◆ DESCRIPTION OF THE TASK
Answer these questions using the tool-description review below.
1. What score does the review give for Conciseness?
2. Which sibling tools does the review cite as evidence of a correction/memory system?
3. According to the review, why does the description carry the full burden?

Does the description disclose side effects, auth requirements, rate limits, or destructive behavior?

No annotations are provided, so the description carries full burden. It discloses that corrections are 'stored' (implying persistent state/read operation) and that results may 'change your approach' (affecting downstream logic). However, it omits details about the output format, what happens when no corrections exist, or whether this operation has side effects like logging the check.

Agents need to know what a tool does to the world before calling it. Descriptions should go beyond structured annotations to explain consequences.

Conciseness4/5

Is the description appropriately sized, front-loaded, and free of redundancy?

Efficiently organized with the core purpose front-loaded ('Pre-flight check'). The 'Args:' section, while slightly informal, effectively segments parameter documentation. No filler sentences—every line contributes either purpose definition or parameter explanation.

Shorter descriptions cost fewer tokens and are easier for agents to parse. Every sentence should earn its place.

Completeness3/5

Given the tool's complexity, does the description cover enough for an agent to succeed on first attempt?

Given the output schema exists, the description appropriately skips return value details. However, for a tool interacting with a correction/memory system (evidenced by siblings: store, forget, recall, correct), the description inadequately explains what constitutes a 'correction' or how the namespace isolation works. Adequate for basic invocation but missing domain context that would help agents formulate effective planned_action strings.

Complex tools with many parameters or behaviors need more documentation. Simple tools need less. This dimension scales expectations accordingly.

◆ SUPPLIED DATA
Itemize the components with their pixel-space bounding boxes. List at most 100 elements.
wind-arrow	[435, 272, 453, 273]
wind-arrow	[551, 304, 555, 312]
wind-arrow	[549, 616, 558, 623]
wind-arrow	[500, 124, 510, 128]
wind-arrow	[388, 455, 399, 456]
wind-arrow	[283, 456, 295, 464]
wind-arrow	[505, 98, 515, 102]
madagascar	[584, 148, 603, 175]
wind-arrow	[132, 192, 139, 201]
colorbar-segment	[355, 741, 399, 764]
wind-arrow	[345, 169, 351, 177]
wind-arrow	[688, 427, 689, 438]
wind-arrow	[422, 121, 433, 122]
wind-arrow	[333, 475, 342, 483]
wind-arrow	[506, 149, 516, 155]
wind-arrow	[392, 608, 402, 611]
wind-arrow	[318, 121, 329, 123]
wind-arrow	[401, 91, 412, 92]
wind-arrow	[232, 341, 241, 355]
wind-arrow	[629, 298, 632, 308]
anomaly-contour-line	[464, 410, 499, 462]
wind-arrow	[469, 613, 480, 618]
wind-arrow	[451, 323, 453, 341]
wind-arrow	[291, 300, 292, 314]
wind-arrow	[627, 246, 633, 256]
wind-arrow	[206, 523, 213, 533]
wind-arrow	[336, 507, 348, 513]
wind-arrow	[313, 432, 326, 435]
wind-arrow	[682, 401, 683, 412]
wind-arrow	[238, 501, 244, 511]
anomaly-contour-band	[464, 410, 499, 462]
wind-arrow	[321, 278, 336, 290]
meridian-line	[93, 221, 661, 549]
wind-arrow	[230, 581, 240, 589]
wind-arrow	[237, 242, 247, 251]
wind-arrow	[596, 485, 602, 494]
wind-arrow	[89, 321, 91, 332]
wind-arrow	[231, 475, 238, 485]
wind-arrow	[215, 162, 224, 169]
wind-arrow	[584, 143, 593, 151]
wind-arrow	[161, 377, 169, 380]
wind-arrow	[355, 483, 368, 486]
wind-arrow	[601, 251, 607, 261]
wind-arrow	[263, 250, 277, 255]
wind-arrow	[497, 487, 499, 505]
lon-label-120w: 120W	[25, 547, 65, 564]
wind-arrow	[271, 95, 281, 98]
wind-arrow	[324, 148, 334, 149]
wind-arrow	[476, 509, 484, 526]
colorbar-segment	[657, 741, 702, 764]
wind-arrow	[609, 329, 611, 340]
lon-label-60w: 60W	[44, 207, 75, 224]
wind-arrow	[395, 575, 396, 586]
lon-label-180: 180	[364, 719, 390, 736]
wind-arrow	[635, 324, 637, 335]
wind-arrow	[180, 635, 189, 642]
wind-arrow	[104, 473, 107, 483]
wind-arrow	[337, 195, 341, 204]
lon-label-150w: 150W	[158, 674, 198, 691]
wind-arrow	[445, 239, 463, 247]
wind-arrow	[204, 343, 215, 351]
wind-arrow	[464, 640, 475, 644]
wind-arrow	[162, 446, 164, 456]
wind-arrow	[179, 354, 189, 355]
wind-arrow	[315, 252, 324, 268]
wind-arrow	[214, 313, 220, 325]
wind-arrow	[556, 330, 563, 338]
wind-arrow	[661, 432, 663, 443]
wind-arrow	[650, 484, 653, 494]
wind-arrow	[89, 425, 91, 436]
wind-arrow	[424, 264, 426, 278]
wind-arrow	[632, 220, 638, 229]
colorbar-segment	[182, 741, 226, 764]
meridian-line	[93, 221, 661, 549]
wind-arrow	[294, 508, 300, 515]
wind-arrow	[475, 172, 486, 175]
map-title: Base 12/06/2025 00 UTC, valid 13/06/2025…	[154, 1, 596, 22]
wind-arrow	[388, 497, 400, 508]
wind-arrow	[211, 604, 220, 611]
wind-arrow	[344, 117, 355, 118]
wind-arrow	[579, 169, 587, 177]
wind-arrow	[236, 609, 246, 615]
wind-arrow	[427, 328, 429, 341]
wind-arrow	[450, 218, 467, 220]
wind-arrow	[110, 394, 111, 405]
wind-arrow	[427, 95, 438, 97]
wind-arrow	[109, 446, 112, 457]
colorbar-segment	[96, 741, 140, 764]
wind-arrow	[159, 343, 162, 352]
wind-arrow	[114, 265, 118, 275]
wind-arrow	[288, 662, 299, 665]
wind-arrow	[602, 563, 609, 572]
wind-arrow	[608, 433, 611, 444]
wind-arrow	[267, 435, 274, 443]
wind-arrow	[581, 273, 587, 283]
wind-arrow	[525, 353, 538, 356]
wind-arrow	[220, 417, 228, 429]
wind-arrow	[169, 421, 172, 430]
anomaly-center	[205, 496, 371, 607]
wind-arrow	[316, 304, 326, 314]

◆ RESULT FOR THIS EXERCISE
1. 4/5
2. Store, forget, recall, and correct.
3. No annotations are provided.